--- Start Data shown ---

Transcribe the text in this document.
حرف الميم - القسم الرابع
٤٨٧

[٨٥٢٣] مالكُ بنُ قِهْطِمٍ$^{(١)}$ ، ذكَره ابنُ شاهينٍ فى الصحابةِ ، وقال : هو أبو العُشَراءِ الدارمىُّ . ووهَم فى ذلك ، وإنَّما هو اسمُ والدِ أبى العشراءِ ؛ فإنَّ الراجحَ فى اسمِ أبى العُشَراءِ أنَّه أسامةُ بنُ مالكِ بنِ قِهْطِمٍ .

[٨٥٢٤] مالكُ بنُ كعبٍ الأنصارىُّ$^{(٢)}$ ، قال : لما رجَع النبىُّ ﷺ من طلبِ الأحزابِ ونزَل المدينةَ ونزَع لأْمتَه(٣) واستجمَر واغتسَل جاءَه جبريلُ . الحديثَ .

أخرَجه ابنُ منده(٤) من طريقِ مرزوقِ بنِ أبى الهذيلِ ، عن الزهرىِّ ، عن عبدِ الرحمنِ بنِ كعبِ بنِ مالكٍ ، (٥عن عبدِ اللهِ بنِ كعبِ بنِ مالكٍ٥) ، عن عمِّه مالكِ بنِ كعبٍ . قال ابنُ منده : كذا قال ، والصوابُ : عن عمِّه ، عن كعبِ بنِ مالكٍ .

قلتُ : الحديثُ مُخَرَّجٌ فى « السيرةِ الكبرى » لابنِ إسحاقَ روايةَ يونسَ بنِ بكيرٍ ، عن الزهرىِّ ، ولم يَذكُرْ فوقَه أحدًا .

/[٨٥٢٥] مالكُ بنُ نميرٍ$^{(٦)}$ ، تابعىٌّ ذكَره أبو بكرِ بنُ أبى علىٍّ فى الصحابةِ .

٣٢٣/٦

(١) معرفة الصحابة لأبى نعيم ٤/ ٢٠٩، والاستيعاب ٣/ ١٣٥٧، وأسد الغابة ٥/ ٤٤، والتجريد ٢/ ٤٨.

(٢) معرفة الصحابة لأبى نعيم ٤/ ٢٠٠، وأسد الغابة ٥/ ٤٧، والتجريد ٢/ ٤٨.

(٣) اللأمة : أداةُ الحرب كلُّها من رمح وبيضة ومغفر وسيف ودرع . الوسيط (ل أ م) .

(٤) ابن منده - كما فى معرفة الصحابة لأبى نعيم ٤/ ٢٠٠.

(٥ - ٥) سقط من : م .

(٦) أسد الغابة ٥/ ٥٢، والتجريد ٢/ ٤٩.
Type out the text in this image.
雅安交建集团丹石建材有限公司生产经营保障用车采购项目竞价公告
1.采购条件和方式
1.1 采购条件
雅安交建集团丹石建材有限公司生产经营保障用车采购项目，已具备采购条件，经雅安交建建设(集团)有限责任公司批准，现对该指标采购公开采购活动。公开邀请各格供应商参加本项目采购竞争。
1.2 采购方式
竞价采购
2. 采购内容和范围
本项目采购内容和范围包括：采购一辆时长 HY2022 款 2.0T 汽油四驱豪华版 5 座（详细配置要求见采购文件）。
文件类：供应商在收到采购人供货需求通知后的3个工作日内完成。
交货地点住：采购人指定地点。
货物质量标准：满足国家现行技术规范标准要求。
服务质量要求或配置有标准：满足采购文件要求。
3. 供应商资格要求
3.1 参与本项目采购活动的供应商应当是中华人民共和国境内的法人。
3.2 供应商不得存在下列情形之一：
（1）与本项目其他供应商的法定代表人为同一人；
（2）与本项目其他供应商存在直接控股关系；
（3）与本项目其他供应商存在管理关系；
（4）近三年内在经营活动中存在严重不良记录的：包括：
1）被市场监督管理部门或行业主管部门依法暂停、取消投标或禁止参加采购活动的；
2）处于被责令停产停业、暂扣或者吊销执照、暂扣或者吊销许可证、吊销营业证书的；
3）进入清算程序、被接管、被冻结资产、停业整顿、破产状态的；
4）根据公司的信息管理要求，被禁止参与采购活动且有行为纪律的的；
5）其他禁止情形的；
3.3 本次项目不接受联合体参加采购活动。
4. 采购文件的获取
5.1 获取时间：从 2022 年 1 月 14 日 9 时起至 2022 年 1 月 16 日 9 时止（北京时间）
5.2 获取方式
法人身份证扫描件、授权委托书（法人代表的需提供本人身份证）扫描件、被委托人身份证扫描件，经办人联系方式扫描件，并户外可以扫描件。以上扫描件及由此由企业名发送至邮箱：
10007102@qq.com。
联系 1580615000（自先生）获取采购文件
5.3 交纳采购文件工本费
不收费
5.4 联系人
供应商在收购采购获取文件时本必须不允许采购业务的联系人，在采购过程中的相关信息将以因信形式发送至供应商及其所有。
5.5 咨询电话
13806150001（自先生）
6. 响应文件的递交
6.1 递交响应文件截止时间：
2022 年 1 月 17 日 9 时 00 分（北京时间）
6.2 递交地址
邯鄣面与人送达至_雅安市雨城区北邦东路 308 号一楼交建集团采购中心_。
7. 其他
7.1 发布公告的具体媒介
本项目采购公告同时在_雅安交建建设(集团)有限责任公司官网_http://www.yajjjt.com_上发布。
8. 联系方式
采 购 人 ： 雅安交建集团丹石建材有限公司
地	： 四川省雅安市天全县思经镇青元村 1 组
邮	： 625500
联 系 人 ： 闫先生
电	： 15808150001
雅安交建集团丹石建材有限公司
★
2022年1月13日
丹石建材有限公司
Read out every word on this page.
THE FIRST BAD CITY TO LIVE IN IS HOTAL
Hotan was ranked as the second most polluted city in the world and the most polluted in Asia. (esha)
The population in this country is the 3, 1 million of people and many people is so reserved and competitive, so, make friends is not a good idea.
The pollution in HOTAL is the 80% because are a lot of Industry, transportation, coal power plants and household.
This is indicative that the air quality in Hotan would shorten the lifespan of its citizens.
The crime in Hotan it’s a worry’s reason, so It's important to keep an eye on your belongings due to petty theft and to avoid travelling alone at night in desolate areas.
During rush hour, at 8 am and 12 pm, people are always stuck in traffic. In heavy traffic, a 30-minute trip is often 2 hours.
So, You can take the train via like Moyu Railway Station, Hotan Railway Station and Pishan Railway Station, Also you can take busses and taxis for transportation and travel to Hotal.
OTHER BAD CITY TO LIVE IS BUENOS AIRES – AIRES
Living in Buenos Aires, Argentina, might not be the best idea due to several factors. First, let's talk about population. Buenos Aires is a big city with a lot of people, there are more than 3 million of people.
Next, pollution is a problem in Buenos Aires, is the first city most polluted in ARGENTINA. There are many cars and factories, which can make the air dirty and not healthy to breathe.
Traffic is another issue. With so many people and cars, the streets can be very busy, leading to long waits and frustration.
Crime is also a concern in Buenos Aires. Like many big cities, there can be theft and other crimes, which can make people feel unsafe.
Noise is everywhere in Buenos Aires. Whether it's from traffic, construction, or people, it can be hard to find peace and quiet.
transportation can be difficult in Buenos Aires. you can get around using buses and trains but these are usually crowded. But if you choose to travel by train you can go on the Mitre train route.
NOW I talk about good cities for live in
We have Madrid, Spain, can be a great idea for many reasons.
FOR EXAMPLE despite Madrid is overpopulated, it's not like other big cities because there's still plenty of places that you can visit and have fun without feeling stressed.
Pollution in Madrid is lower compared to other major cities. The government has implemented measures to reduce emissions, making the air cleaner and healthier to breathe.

--- End Data shown ---

▸ What is asked:
Take the material above and return all of it exactly.

▸ Task answer:
Transcribe the text in this document.
حرف الميم - القسم الرابع
٤٨٧

[٨٥٢٣] مالكُ بنُ قِهْطِمٍ$^{(١)}$ ، ذكَره ابنُ شاهينٍ فى الصحابةِ ، وقال : هو أبو العُشَراءِ الدارمىُّ . ووهَم فى ذلك ، وإنَّما هو اسمُ والدِ أبى العشراءِ ؛ فإنَّ الراجحَ فى اسمِ أبى العُشَراءِ أنَّه أسامةُ بنُ مالكِ بنِ قِهْطِمٍ .

[٨٥٢٤] مالكُ بنُ كعبٍ الأنصارىُّ$^{(٢)}$ ، قال : لما رجَع النبىُّ ﷺ من طلبِ الأحزابِ ونزَل المدينةَ ونزَع لأْمتَه(٣) واستجمَر واغتسَل جاءَه جبريلُ . الحديثَ .

أخرَجه ابنُ منده(٤) من طريقِ مرزوقِ بنِ أبى الهذيلِ ، عن الزهرىِّ ، عن عبدِ الرحمنِ بنِ كعبِ بنِ مالكٍ ، (٥عن عبدِ اللهِ بنِ كعبِ بنِ مالكٍ٥) ، عن عمِّه مالكِ بنِ كعبٍ . قال ابنُ منده : كذا قال ، والصوابُ : عن عمِّه ، عن كعبِ بنِ مالكٍ .

قلتُ : الحديثُ مُخَرَّجٌ فى « السيرةِ الكبرى » لابنِ إسحاقَ روايةَ يونسَ بنِ بكيرٍ ، عن الزهرىِّ ، ولم يَذكُرْ فوقَه أحدًا .

/[٨٥٢٥] مالكُ بنُ نميرٍ$^{(٦)}$ ، تابعىٌّ ذكَره أبو بكرِ بنُ أبى علىٍّ فى الصحابةِ .

٣٢٣/٦

(١) معرفة الصحابة لأبى نعيم ٤/ ٢٠٩، والاستيعاب ٣/ ١٣٥٧، وأسد الغابة ٥/ ٤٤، والتجريد ٢/ ٤٨.

(٢) معرفة الصحابة لأبى نعيم ٤/ ٢٠٠، وأسد الغابة ٥/ ٤٧، والتجريد ٢/ ٤٨.

(٣) اللأمة : أداةُ الحرب كلُّها من رمح وبيضة ومغفر وسيف ودرع . الوسيط (ل أ م) .

(٤) ابن منده - كما فى معرفة الصحابة لأبى نعيم ٤/ ٢٠٠.

(٥ - ٥) سقط من : م .

(٦) أسد الغابة ٥/ ٥٢، والتجريد ٢/ ٤٩.
Type out the text in this image.
雅安交建集团丹石建材有限公司生产经营保障用车采购项目竞价公告
1.采购条件和方式
1.1 采购条件
雅安交建集团丹石建材有限公司生产经营保障用车采购项目，已具备采购条件，经雅安交建建设(集团)有限责任公司批准，现对该指标采购公开采购活动。公开邀请各格供应商参加本项目采购竞争。
1.2 采购方式
竞价采购
2. 采购内容和范围
本项目采购内容和范围包括：采购一辆时长 HY2022 款 2.0T 汽油四驱豪华版 5 座（详细配置要求见采购文件）。
文件类：供应商在收到采购人供货需求通知后的3个工作日内完成。
交货地点住：采购人指定地点。
货物质量标准：满足国家现行技术规范标准要求。
服务质量要求或配置有标准：满足采购文件要求。
3. 供应商资格要求
3.1 参与本项目采购活动的供应商应当是中华人民共和国境内的法人。
3.2 供应商不得存在下列情形之一：
（1）与本项目其他供应商的法定代表人为同一人；
（2）与本项目其他供应商存在直接控股关系；
（3）与本项目其他供应商存在管理关系；
（4）近三年内在经营活动中存在严重不良记录的：包括：
1）被市场监督管理部门或行业主管部门依法暂停、取消投标或禁止参加采购活动的；
2）处于被责令停产停业、暂扣或者吊销执照、暂扣或者吊销许可证、吊销营业证书的；
3）进入清算程序、被接管、被冻结资产、停业整顿、破产状态的；
4）根据公司的信息管理要求，被禁止参与采购活动且有行为纪律的的；
5）其他禁止情形的；
3.3 本次项目不接受联合体参加采购活动。
4. 采购文件的获取
5.1 获取时间：从 2022 年 1 月 14 日 9 时起至 2022 年 1 月 16 日 9 时止（北京时间）
5.2 获取方式
法人身份证扫描件、授权委托书（法人代表的需提供本人身份证）扫描件、被委托人身份证扫描件，经办人联系方式扫描件，并户外可以扫描件。以上扫描件及由此由企业名发送至邮箱：
10007102@qq.com。
联系 1580615000（自先生）获取采购文件
5.3 交纳采购文件工本费
不收费
5.4 联系人
供应商在收购采购获取文件时本必须不允许采购业务的联系人，在采购过程中的相关信息将以因信形式发送至供应商及其所有。
5.5 咨询电话
13806150001（自先生）
6. 响应文件的递交
6.1 递交响应文件截止时间：
2022 年 1 月 17 日 9 时 00 分（北京时间）
6.2 递交地址
邯鄣面与人送达至_雅安市雨城区北邦东路 308 号一楼交建集团采购中心_。
7. 其他
7.1 发布公告的具体媒介
本项目采购公告同时在_雅安交建建设(集团)有限责任公司官网_http://www.yajjjt.com_上发布。
8. 联系方式
采 购 人 ： 雅安交建集团丹石建材有限公司
地	： 四川省雅安市天全县思经镇青元村 1 组
邮	： 625500
联 系 人 ： 闫先生
电	： 15808150001
雅安交建集团丹石建材有限公司
★
2022年1月13日
丹石建材有限公司
Read out every word on this page.
THE FIRST BAD CITY TO LIVE IN IS HOTAL
Hotan was ranked as the second most polluted city in the world and the most polluted in Asia. (esha)
The population in this country is the 3, 1 million of people and many people is so reserved and competitive, so, make friends is not a good idea.
The pollution in HOTAL is the 80% because are a lot of Industry, transportation, coal power plants and household.
This is indicative that the air quality in Hotan would shorten the lifespan of its citizens.
The crime in Hotan it’s a worry’s reason, so It's important to keep an eye on your belongings due to petty theft and to avoid travelling alone at night in desolate areas.
During rush hour, at 8 am and 12 pm, people are always stuck in traffic. In heavy traffic, a 30-minute trip is often 2 hours.
So, You can take the train via like Moyu Railway Station, Hotan Railway Station and Pishan Railway Station, Also you can take busses and taxis for transportation and travel to Hotal.
OTHER BAD CITY TO LIVE IS BUENOS AIRES – AIRES
Living in Buenos Aires, Argentina, might not be the best idea due to several factors. First, let's talk about population. Buenos Aires is a big city with a lot of people, there are more than 3 million of people.
Next, pollution is a problem in Buenos Aires, is the first city most polluted in ARGENTINA. There are many cars and factories, which can make the air dirty and not healthy to breathe.
Traffic is another issue. With so many people and cars, the streets can be very busy, leading to long waits and frustration.
Crime is also a concern in Buenos Aires. Like many big cities, there can be theft and other crimes, which can make people feel unsafe.
Noise is everywhere in Buenos Aires. Whether it's from traffic, construction, or people, it can be hard to find peace and quiet.
transportation can be difficult in Buenos Aires. you can get around using buses and trains but these are usually crowded. But if you choose to travel by train you can go on the Mitre train route.
NOW I talk about good cities for live in
We have Madrid, Spain, can be a great idea for many reasons.
FOR EXAMPLE despite Madrid is overpopulated, it's not like other big cities because there's still plenty of places that you can visit and have fun without feeling stressed.
Pollution in Madrid is lower compared to other major cities. The government has implemented measures to reduce emissions, making the air cleaner and healthier to breathe.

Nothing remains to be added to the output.